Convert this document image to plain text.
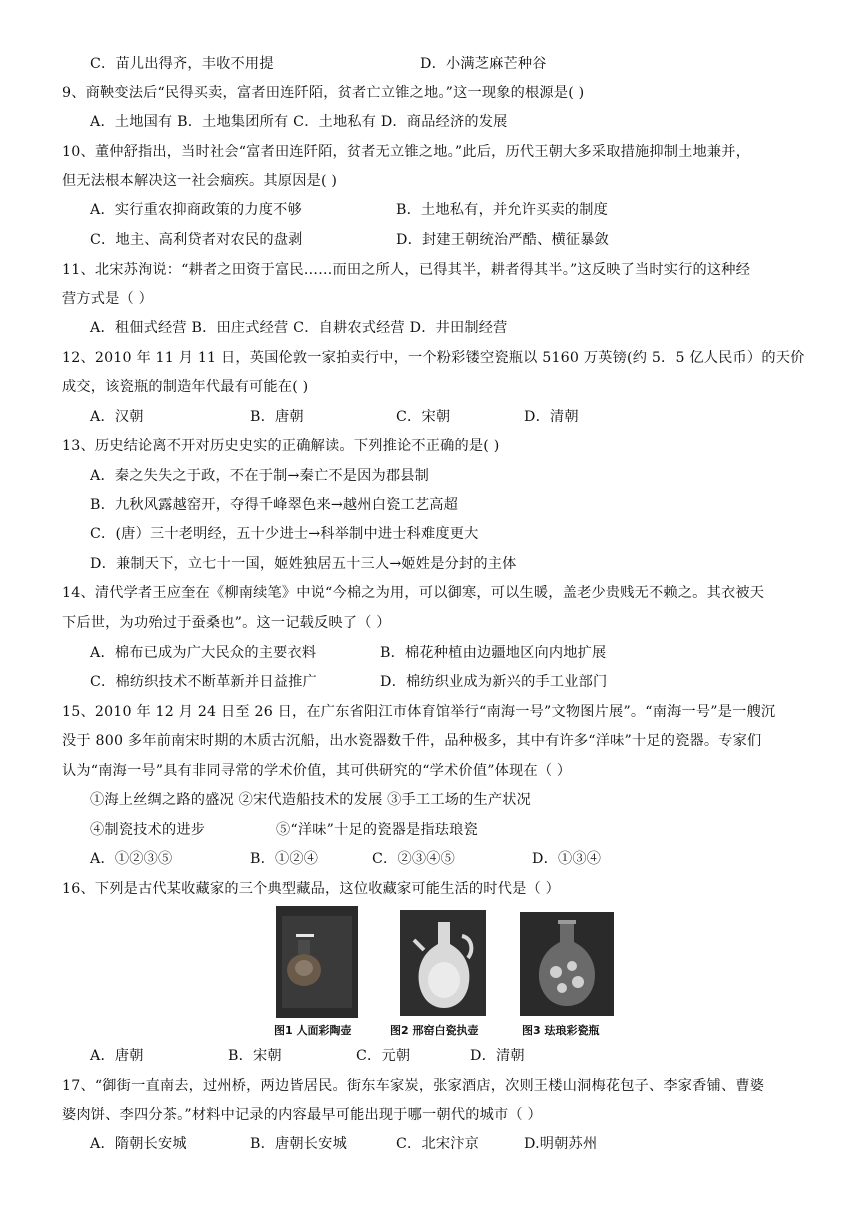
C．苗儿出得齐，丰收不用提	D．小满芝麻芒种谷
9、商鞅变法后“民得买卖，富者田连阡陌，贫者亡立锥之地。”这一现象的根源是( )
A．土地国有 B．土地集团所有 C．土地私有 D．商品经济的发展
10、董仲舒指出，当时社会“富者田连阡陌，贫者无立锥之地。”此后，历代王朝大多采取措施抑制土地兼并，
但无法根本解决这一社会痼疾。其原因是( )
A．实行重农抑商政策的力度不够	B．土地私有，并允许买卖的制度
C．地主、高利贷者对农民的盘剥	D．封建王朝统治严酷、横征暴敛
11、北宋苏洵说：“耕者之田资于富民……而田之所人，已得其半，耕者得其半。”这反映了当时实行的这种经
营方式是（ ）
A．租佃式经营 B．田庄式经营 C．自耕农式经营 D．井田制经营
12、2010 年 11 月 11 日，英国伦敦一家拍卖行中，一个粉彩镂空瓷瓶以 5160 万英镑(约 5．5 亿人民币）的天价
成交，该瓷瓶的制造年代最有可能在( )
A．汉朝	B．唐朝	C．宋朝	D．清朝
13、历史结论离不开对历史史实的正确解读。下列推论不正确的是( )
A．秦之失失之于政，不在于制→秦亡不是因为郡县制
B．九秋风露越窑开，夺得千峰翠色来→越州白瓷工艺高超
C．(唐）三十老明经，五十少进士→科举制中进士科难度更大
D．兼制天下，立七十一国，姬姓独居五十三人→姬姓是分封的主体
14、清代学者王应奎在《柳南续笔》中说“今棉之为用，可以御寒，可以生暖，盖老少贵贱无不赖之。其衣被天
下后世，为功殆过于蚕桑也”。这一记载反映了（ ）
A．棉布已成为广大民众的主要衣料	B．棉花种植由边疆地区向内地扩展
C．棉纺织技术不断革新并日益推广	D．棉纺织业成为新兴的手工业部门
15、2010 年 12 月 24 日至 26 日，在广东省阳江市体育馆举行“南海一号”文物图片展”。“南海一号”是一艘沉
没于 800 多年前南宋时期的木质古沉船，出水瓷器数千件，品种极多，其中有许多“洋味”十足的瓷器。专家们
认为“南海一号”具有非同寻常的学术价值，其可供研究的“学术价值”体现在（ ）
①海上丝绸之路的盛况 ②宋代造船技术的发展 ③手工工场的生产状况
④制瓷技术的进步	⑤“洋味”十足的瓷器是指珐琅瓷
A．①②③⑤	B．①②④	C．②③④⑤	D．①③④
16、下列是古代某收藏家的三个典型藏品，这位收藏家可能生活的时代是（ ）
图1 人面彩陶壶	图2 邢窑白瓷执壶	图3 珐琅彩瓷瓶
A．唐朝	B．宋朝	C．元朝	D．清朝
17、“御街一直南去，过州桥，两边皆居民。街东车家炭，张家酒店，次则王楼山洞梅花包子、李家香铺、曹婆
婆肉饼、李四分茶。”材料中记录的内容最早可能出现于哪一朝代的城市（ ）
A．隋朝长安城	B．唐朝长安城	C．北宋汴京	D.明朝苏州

····················

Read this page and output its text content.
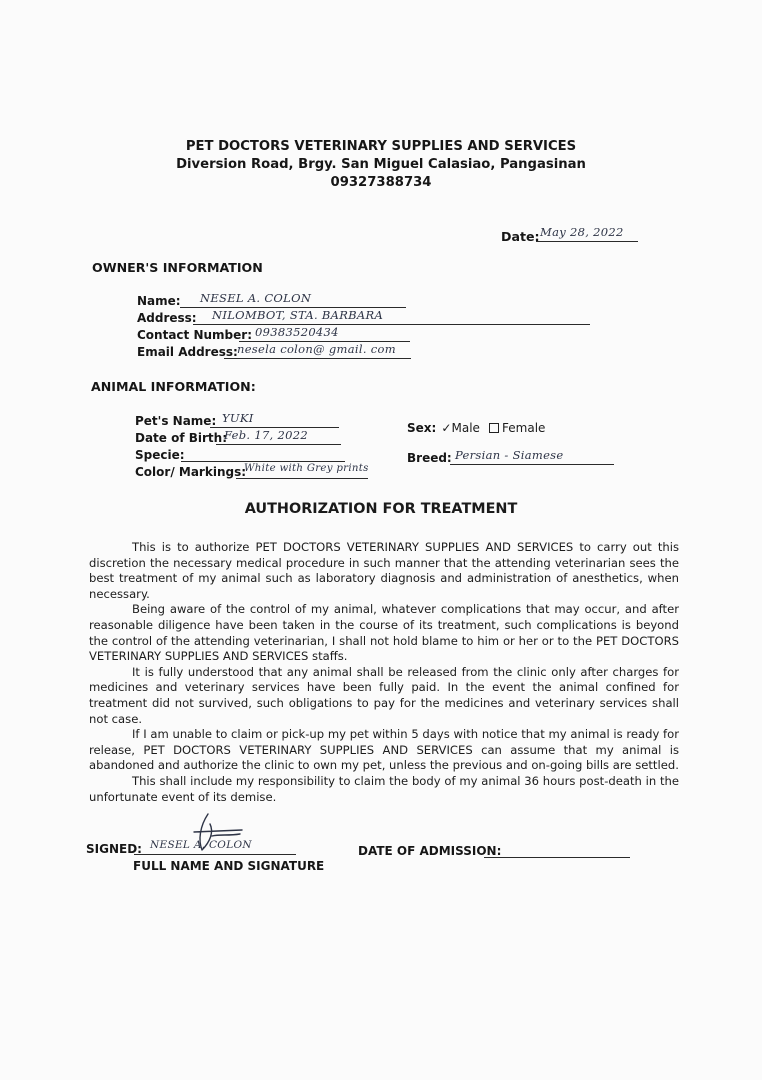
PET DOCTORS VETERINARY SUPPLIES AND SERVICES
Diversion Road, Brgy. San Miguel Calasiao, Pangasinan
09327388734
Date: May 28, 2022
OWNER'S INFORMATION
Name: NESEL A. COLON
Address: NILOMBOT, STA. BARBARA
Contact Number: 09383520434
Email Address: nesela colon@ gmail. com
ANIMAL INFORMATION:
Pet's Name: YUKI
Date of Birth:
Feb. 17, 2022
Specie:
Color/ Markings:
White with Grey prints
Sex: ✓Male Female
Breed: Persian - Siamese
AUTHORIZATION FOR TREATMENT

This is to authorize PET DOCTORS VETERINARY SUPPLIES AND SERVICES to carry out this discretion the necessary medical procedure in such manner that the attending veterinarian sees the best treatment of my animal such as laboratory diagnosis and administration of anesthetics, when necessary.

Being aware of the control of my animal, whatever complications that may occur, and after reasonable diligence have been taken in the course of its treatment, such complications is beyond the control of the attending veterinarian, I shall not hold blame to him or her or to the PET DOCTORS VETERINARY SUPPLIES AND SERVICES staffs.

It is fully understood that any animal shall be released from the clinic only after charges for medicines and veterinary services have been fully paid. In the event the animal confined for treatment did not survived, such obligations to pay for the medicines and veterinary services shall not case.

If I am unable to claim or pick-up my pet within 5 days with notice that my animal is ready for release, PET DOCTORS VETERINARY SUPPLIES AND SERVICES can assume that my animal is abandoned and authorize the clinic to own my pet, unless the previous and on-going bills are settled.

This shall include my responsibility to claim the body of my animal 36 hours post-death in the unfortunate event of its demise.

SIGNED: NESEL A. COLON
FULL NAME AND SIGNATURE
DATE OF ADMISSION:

····················

GIVEN REQUEST: Where a line holds the string "shall", copy that line.

RESPONSE TO THE TASK:
Being aware of the control of my animal, whatever complications that may occur, and after reasonable diligence have been taken in the course of its treatment, such complications is beyond the control of the attending veterinarian, I shall not hold blame to him or her or to the PET DOCTORS VETERINARY SUPPLIES AND SERVICES staffs.
It is fully understood that any animal shall be released from the clinic only after charges for medicines and veterinary services have been fully paid. In the event the animal confined for treatment did not survived, such obligations to pay for the medicines and veterinary services shall not case.
This shall include my responsibility to claim the body of my animal 36 hours post-death in the unfortunate event of its demise.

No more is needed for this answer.